과제 목표
아래 목록에서 "tick-row"를 모두 "trade-row"로 바꾸고 나머지는 그대로 둔 채 다시 쓰세요.

원본 데이터

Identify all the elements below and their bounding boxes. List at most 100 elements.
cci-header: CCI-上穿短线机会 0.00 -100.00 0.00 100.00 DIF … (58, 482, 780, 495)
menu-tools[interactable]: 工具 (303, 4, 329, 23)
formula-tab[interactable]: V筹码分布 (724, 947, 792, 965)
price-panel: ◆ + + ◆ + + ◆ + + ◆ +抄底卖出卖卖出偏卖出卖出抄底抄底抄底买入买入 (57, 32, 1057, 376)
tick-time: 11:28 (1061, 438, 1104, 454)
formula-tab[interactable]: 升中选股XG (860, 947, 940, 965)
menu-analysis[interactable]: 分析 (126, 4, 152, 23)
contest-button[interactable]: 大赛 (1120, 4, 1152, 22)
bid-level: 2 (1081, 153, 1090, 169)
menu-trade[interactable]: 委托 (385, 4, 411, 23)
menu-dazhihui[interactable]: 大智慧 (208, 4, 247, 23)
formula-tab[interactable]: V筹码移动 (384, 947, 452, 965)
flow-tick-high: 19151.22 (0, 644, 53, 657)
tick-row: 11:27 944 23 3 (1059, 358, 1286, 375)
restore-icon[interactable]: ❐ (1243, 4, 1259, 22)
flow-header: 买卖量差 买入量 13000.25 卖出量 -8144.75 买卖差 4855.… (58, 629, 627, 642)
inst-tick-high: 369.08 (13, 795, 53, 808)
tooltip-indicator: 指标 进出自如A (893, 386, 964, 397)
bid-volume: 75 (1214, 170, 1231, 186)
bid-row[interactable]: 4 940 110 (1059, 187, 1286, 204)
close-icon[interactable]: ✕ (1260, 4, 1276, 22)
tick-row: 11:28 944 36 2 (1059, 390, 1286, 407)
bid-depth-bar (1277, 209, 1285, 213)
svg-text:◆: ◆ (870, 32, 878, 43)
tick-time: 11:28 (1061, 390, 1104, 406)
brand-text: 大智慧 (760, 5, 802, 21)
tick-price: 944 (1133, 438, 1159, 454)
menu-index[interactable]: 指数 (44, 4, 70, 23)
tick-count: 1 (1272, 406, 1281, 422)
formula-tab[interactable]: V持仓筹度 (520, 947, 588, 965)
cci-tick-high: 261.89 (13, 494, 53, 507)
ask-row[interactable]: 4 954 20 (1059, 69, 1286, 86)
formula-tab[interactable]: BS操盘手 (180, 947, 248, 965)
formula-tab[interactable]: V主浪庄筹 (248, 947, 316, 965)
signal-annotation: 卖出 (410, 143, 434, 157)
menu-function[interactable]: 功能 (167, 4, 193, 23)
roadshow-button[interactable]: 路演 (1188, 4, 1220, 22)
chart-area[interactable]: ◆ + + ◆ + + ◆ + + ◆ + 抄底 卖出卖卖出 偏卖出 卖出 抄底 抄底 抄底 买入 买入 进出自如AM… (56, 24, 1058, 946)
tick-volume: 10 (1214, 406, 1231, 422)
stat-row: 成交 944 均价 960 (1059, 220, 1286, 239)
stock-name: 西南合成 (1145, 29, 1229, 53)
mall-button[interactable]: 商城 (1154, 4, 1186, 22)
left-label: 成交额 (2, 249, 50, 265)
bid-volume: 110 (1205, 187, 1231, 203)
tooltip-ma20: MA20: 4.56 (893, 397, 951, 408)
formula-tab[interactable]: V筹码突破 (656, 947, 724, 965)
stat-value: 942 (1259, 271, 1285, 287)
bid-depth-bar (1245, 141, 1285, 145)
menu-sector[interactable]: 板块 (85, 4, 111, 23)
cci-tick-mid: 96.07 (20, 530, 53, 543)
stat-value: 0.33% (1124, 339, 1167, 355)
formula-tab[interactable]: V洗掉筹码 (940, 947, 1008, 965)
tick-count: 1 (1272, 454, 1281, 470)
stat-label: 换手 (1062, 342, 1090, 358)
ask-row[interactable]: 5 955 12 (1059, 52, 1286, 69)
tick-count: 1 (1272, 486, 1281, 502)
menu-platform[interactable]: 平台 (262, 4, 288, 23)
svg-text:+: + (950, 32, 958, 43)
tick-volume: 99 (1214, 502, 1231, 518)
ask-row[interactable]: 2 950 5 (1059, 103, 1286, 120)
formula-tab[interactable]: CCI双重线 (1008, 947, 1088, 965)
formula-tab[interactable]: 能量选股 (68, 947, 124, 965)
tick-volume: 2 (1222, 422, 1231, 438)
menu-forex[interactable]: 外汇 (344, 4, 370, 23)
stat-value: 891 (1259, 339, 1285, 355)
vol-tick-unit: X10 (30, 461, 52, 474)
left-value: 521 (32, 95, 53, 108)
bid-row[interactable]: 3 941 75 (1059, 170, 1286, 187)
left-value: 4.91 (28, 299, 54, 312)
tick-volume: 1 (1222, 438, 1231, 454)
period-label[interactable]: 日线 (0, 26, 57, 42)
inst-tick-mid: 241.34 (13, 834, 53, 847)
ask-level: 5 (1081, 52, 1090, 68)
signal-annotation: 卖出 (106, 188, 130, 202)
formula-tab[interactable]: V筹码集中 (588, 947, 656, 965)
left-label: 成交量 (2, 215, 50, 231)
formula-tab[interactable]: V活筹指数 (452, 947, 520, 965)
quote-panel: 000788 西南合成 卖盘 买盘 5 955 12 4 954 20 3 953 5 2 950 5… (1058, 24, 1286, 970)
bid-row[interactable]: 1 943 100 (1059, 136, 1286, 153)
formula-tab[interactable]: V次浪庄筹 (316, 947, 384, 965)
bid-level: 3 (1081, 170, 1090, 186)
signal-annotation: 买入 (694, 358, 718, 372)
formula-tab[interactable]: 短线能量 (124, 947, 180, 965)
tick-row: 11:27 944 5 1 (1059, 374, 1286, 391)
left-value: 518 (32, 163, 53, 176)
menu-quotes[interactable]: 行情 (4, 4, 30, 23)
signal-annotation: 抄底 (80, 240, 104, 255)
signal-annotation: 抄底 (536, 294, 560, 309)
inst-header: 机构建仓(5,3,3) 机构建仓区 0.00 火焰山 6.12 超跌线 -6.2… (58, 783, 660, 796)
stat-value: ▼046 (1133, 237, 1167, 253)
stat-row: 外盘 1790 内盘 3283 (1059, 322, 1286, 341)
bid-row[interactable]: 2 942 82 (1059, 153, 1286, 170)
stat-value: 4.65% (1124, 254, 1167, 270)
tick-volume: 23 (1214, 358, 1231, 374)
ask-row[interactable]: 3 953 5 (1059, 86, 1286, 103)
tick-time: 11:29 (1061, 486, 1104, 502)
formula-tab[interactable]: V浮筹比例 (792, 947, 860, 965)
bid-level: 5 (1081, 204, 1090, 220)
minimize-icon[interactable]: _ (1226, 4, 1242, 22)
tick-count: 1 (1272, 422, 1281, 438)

전체 답안
Identify all the elements below and their bounding boxes. List at most 100 elements.
cci-header: CCI-上穿短线机会 0.00 -100.00 0.00 100.00 DIF … (58, 482, 780, 495)
menu-tools[interactable]: 工具 (303, 4, 329, 23)
formula-tab[interactable]: V筹码分布 (724, 947, 792, 965)
price-panel: ◆ + + ◆ + + ◆ + + ◆ +抄底卖出卖卖出偏卖出卖出抄底抄底抄底买入买入 (57, 32, 1057, 376)
tick-time: 11:28 (1061, 438, 1104, 454)
formula-tab[interactable]: 升中选股XG (860, 947, 940, 965)
menu-analysis[interactable]: 分析 (126, 4, 152, 23)
contest-button[interactable]: 大赛 (1120, 4, 1152, 22)
bid-level: 2 (1081, 153, 1090, 169)
menu-trade[interactable]: 委托 (385, 4, 411, 23)
menu-dazhihui[interactable]: 大智慧 (208, 4, 247, 23)
formula-tab[interactable]: V筹码移动 (384, 947, 452, 965)
flow-tick-high: 19151.22 (0, 644, 53, 657)
trade-row: 11:27 944 23 3 (1059, 358, 1286, 375)
restore-icon[interactable]: ❐ (1243, 4, 1259, 22)
flow-header: 买卖量差 买入量 13000.25 卖出量 -8144.75 买卖差 4855.… (58, 629, 627, 642)
inst-tick-high: 369.08 (13, 795, 53, 808)
tooltip-indicator: 指标 进出自如A (893, 386, 964, 397)
bid-volume: 75 (1214, 170, 1231, 186)
bid-row[interactable]: 4 940 110 (1059, 187, 1286, 204)
close-icon[interactable]: ✕ (1260, 4, 1276, 22)
trade-row: 11:28 944 36 2 (1059, 390, 1286, 407)
bid-depth-bar (1277, 209, 1285, 213)
svg-text:◆: ◆ (870, 32, 878, 43)
tick-time: 11:28 (1061, 390, 1104, 406)
brand-text: 大智慧 (760, 5, 802, 21)
tick-price: 944 (1133, 438, 1159, 454)
menu-index[interactable]: 指数 (44, 4, 70, 23)
tick-count: 1 (1272, 406, 1281, 422)
formula-tab[interactable]: V持仓筹度 (520, 947, 588, 965)
cci-tick-high: 261.89 (13, 494, 53, 507)
ask-row[interactable]: 4 954 20 (1059, 69, 1286, 86)
formula-tab[interactable]: BS操盘手 (180, 947, 248, 965)
formula-tab[interactable]: V主浪庄筹 (248, 947, 316, 965)
signal-annotation: 卖出 (410, 143, 434, 157)
menu-function[interactable]: 功能 (167, 4, 193, 23)
roadshow-button[interactable]: 路演 (1188, 4, 1220, 22)
chart-area[interactable]: ◆ + + ◆ + + ◆ + + ◆ + 抄底 卖出卖卖出 偏卖出 卖出 抄底 抄底 抄底 买入 买入 进出自如AM… (56, 24, 1058, 946)
tick-volume: 10 (1214, 406, 1231, 422)
stat-row: 成交 944 均价 960 (1059, 220, 1286, 239)
stock-name: 西南合成 (1145, 29, 1229, 53)
mall-button[interactable]: 商城 (1154, 4, 1186, 22)
left-label: 成交额 (2, 249, 50, 265)
bid-volume: 110 (1205, 187, 1231, 203)
tooltip-ma20: MA20: 4.56 (893, 397, 951, 408)
formula-tab[interactable]: V筹码突破 (656, 947, 724, 965)
stat-value: 942 (1259, 271, 1285, 287)
bid-depth-bar (1245, 141, 1285, 145)
menu-sector[interactable]: 板块 (85, 4, 111, 23)
cci-tick-mid: 96.07 (20, 530, 53, 543)
stat-value: 0.33% (1124, 339, 1167, 355)
formula-tab[interactable]: V洗掉筹码 (940, 947, 1008, 965)
tick-count: 1 (1272, 454, 1281, 470)
stat-label: 换手 (1062, 342, 1090, 358)
ask-row[interactable]: 5 955 12 (1059, 52, 1286, 69)
tick-count: 1 (1272, 486, 1281, 502)
menu-platform[interactable]: 平台 (262, 4, 288, 23)
svg-text:+: + (950, 32, 958, 43)
tick-volume: 99 (1214, 502, 1231, 518)
ask-row[interactable]: 2 950 5 (1059, 103, 1286, 120)
formula-tab[interactable]: CCI双重线 (1008, 947, 1088, 965)
formula-tab[interactable]: 能量选股 (68, 947, 124, 965)
tick-volume: 2 (1222, 422, 1231, 438)
menu-forex[interactable]: 外汇 (344, 4, 370, 23)
stat-value: 891 (1259, 339, 1285, 355)
vol-tick-unit: X10 (30, 461, 52, 474)
left-value: 521 (32, 95, 53, 108)
bid-row[interactable]: 3 941 75 (1059, 170, 1286, 187)
left-value: 4.91 (28, 299, 54, 312)
tick-volume: 1 (1222, 438, 1231, 454)
period-label[interactable]: 日线 (0, 26, 57, 42)
inst-tick-mid: 241.34 (13, 834, 53, 847)
ask-level: 5 (1081, 52, 1090, 68)
signal-annotation: 卖出 (106, 188, 130, 202)
formula-tab[interactable]: V筹码集中 (588, 947, 656, 965)
left-label: 成交量 (2, 215, 50, 231)
formula-tab[interactable]: V活筹指数 (452, 947, 520, 965)
quote-panel: 000788 西南合成 卖盘 买盘 5 955 12 4 954 20 3 953 5 2 950 5… (1058, 24, 1286, 970)
bid-row[interactable]: 1 943 100 (1059, 136, 1286, 153)
formula-tab[interactable]: V次浪庄筹 (316, 947, 384, 965)
bid-level: 3 (1081, 170, 1090, 186)
signal-annotation: 买入 (694, 358, 718, 372)
formula-tab[interactable]: 短线能量 (124, 947, 180, 965)
trade-row: 11:27 944 5 1 (1059, 374, 1286, 391)
left-value: 518 (32, 163, 53, 176)
menu-quotes[interactable]: 行情 (4, 4, 30, 23)
signal-annotation: 抄底 (80, 240, 104, 255)
signal-annotation: 抄底 (536, 294, 560, 309)
inst-header: 机构建仓(5,3,3) 机构建仓区 0.00 火焰山 6.12 超跌线 -6.2… (58, 783, 660, 796)
stat-value: ▼046 (1133, 237, 1167, 253)
stat-row: 外盘 1790 内盘 3283 (1059, 322, 1286, 341)
bid-row[interactable]: 2 942 82 (1059, 153, 1286, 170)
stat-value: 4.65% (1124, 254, 1167, 270)
tick-volume: 23 (1214, 358, 1231, 374)
ask-row[interactable]: 3 953 5 (1059, 86, 1286, 103)
tick-time: 11:29 (1061, 486, 1104, 502)
formula-tab[interactable]: V浮筹比例 (792, 947, 860, 965)
bid-level: 5 (1081, 204, 1090, 220)
minimize-icon[interactable]: _ (1226, 4, 1242, 22)
tick-count: 1 (1272, 422, 1281, 438)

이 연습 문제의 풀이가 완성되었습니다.